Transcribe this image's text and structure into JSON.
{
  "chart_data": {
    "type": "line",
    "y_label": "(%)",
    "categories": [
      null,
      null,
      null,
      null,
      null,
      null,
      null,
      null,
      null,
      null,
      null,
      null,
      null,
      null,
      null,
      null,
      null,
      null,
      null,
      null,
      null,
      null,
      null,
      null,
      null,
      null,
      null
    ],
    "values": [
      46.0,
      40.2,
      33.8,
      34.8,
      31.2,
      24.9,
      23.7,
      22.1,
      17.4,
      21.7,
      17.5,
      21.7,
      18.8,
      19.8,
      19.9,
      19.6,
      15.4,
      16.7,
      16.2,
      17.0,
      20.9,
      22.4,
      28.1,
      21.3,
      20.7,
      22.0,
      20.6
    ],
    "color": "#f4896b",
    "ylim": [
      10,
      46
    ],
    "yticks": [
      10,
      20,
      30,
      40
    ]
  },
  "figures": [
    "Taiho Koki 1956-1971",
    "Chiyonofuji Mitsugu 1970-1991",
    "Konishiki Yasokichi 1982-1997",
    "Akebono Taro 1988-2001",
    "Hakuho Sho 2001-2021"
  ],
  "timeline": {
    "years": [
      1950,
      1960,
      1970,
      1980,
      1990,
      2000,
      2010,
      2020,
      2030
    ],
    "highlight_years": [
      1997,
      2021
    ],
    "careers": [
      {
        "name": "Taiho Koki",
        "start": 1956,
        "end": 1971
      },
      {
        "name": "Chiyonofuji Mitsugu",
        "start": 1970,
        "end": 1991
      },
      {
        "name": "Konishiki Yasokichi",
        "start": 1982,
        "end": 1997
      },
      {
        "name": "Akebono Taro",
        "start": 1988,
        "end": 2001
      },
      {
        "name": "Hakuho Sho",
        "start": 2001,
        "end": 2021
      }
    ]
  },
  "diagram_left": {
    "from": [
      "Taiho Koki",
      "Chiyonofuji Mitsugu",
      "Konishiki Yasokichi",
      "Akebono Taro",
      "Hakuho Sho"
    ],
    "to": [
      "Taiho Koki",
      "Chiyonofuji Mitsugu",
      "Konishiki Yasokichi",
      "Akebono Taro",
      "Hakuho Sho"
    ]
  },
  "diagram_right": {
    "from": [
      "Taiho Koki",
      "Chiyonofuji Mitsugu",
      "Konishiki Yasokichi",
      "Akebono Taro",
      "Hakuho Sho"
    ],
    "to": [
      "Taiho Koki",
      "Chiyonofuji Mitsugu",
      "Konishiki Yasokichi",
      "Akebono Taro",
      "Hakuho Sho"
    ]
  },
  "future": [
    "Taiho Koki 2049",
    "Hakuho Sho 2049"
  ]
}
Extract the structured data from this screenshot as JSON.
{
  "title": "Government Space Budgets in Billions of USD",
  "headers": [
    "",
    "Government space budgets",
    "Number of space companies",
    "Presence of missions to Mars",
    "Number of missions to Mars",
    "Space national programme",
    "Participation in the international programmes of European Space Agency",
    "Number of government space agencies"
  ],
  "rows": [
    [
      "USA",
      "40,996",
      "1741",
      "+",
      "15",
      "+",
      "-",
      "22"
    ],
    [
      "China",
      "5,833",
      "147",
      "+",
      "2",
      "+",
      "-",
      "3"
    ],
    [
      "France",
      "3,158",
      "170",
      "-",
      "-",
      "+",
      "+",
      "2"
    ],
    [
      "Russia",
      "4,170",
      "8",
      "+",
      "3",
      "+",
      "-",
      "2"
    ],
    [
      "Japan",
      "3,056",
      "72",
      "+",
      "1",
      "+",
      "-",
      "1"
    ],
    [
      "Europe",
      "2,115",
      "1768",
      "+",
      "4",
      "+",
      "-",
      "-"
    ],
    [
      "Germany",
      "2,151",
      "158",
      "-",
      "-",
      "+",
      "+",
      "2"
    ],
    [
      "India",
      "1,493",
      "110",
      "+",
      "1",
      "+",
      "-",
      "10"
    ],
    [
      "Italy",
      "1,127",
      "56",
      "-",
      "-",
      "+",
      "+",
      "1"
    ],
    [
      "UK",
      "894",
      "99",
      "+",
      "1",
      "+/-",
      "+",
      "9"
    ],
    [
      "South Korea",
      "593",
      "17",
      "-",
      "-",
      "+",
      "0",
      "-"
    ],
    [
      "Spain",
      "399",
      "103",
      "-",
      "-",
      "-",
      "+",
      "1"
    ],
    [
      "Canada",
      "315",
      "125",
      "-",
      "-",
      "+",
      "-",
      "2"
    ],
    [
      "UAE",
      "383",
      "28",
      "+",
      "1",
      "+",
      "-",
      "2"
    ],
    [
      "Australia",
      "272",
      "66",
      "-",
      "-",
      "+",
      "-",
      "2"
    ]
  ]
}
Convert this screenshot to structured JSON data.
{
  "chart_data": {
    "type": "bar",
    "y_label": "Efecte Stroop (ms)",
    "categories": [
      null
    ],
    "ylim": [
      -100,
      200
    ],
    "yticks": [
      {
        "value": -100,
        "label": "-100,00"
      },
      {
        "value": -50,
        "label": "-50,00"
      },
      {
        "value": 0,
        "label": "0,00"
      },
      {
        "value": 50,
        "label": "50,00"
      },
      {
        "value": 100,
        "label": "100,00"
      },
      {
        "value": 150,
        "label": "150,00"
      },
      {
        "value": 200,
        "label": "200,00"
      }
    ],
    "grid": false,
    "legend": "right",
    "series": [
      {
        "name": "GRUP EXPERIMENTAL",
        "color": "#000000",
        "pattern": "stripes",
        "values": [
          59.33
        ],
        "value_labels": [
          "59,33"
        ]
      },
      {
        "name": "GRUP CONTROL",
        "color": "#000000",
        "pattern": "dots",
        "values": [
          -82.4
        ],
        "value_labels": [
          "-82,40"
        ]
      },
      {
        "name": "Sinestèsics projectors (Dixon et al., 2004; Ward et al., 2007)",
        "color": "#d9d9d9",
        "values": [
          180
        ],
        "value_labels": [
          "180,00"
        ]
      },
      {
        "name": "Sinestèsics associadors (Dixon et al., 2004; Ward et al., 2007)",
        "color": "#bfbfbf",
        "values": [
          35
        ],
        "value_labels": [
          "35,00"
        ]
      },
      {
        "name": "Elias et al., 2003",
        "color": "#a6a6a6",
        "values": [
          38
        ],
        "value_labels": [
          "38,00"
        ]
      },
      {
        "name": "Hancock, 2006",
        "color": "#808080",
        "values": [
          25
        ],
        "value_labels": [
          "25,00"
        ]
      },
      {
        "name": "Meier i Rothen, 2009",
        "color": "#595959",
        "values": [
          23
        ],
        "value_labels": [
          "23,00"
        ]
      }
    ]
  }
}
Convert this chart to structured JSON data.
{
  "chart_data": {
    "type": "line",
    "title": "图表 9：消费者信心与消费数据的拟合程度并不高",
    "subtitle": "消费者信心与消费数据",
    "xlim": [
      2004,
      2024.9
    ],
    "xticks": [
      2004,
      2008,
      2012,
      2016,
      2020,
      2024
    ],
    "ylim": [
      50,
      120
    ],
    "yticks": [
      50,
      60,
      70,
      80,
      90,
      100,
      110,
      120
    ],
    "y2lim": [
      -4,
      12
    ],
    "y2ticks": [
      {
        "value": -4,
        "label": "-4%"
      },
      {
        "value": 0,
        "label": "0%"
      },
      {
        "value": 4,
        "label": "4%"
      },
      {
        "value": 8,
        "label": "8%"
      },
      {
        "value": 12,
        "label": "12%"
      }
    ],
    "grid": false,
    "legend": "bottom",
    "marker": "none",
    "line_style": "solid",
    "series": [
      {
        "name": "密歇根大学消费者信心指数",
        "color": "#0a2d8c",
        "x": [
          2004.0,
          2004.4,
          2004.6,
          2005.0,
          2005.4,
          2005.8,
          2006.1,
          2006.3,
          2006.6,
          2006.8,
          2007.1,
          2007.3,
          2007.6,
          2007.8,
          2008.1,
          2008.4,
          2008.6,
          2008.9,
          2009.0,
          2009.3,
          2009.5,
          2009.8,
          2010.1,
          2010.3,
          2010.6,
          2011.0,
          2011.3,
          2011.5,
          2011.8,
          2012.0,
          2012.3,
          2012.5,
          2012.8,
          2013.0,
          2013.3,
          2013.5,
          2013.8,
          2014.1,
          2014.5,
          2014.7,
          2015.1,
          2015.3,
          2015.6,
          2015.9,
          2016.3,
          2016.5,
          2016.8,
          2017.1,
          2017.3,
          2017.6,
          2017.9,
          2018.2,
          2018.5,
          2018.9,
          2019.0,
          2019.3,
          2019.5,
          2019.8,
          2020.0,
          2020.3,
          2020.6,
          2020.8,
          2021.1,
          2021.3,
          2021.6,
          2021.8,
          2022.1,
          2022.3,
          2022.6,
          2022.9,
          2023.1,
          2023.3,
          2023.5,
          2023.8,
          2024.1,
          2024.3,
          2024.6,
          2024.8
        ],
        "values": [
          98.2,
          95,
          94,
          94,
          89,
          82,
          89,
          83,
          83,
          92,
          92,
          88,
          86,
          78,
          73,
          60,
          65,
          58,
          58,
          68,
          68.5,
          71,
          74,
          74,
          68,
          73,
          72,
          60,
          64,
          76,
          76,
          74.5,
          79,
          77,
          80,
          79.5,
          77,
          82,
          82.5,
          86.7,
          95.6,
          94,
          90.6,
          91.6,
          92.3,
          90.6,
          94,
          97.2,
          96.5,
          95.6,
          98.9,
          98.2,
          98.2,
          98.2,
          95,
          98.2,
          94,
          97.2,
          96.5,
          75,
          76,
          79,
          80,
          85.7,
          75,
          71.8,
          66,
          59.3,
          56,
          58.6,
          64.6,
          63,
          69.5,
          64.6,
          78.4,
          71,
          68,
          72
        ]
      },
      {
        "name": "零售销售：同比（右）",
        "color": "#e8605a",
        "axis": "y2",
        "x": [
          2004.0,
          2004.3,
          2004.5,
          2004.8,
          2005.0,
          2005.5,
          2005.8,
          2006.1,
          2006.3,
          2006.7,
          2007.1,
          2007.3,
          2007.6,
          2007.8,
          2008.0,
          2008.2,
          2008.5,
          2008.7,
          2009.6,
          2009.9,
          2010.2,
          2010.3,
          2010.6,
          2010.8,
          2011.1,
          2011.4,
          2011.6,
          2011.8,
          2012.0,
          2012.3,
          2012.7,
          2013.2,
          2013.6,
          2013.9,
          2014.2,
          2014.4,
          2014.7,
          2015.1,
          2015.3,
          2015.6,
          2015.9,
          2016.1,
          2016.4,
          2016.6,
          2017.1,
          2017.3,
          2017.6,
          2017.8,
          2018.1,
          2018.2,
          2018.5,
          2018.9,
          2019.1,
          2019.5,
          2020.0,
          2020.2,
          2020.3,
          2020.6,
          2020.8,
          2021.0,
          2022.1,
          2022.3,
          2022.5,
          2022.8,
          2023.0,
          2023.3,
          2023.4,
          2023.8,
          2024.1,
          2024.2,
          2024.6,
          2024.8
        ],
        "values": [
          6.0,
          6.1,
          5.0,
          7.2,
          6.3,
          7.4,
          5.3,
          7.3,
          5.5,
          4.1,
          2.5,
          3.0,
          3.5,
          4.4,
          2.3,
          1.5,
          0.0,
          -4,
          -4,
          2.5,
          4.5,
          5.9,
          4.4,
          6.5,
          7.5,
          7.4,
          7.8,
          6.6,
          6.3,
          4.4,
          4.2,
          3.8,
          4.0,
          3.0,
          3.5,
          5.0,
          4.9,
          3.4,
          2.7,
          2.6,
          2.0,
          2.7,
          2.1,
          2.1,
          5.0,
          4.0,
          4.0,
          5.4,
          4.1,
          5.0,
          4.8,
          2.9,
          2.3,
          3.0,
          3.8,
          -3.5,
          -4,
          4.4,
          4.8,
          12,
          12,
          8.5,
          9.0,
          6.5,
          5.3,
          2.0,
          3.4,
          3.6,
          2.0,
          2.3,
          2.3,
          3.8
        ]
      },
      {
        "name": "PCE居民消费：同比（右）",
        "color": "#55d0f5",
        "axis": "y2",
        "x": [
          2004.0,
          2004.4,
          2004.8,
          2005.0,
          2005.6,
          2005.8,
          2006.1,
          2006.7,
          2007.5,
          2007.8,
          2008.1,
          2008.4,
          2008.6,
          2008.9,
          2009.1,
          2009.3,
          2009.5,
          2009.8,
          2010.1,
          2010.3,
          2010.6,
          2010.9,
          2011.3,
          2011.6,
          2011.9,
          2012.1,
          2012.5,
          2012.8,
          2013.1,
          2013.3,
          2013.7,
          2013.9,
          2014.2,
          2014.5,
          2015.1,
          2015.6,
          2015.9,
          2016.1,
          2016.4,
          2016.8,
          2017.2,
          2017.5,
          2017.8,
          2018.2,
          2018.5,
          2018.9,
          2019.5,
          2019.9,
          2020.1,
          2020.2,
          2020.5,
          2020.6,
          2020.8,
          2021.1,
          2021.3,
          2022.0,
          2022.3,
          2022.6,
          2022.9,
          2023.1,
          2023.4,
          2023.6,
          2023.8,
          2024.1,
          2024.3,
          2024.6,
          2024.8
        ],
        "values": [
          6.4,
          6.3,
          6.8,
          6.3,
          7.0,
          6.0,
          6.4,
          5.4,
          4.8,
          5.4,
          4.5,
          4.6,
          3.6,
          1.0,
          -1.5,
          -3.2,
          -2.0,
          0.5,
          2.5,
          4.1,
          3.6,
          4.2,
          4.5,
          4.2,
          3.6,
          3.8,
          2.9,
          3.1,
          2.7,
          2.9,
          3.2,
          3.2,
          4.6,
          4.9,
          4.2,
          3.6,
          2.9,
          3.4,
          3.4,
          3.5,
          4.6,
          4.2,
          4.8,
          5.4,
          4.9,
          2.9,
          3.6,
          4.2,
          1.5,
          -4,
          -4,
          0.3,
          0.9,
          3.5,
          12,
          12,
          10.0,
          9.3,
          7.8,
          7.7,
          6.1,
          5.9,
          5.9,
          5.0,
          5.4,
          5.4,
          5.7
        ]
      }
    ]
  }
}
==================================================
WHAT NEEDS TO BE DONE> Every line containing the string "start" must be listed.

RESULT FOR THIS TASK>
        "start": 1956,
        "start": 1970,
        "start": 1982,
        "start": 1988,
        "start": 2001,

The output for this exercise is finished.